What is asked → Your task is to filter the data below down to the lines holding "color".

Dataset rows about figures
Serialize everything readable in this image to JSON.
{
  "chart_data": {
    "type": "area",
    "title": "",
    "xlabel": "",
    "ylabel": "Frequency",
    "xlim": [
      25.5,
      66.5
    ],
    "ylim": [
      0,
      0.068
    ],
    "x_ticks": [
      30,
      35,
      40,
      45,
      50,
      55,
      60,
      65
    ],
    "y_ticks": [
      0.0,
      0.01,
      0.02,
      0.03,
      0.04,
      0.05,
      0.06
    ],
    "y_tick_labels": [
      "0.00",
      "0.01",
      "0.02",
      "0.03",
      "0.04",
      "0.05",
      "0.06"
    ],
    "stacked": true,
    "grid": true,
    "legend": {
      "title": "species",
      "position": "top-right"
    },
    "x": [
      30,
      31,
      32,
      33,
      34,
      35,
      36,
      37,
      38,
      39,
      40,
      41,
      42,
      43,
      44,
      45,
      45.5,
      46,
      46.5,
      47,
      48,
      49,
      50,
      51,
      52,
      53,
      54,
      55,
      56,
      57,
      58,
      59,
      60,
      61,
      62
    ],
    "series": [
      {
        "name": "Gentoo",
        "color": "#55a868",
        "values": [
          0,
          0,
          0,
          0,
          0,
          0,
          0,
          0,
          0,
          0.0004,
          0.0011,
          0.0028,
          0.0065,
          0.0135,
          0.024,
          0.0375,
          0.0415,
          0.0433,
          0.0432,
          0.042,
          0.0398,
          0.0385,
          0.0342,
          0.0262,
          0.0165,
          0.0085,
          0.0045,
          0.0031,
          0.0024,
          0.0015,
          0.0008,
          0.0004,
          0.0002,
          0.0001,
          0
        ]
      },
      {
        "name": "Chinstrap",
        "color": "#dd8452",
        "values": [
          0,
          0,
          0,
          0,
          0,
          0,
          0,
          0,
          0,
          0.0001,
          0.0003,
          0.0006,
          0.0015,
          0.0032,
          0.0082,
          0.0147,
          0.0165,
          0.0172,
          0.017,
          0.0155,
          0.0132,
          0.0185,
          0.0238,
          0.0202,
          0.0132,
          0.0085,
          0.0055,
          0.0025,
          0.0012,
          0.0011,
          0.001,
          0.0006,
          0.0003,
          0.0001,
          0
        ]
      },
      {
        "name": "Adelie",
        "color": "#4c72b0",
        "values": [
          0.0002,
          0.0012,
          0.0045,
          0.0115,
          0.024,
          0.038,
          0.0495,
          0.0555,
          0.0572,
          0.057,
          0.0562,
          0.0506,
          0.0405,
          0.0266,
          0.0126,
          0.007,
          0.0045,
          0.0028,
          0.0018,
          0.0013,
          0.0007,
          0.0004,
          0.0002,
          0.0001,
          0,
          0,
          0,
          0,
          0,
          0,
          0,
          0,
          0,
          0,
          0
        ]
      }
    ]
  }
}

Response →
        "color": "#55a868",
        "color": "#dd8452",
        "color": "#4c72b0",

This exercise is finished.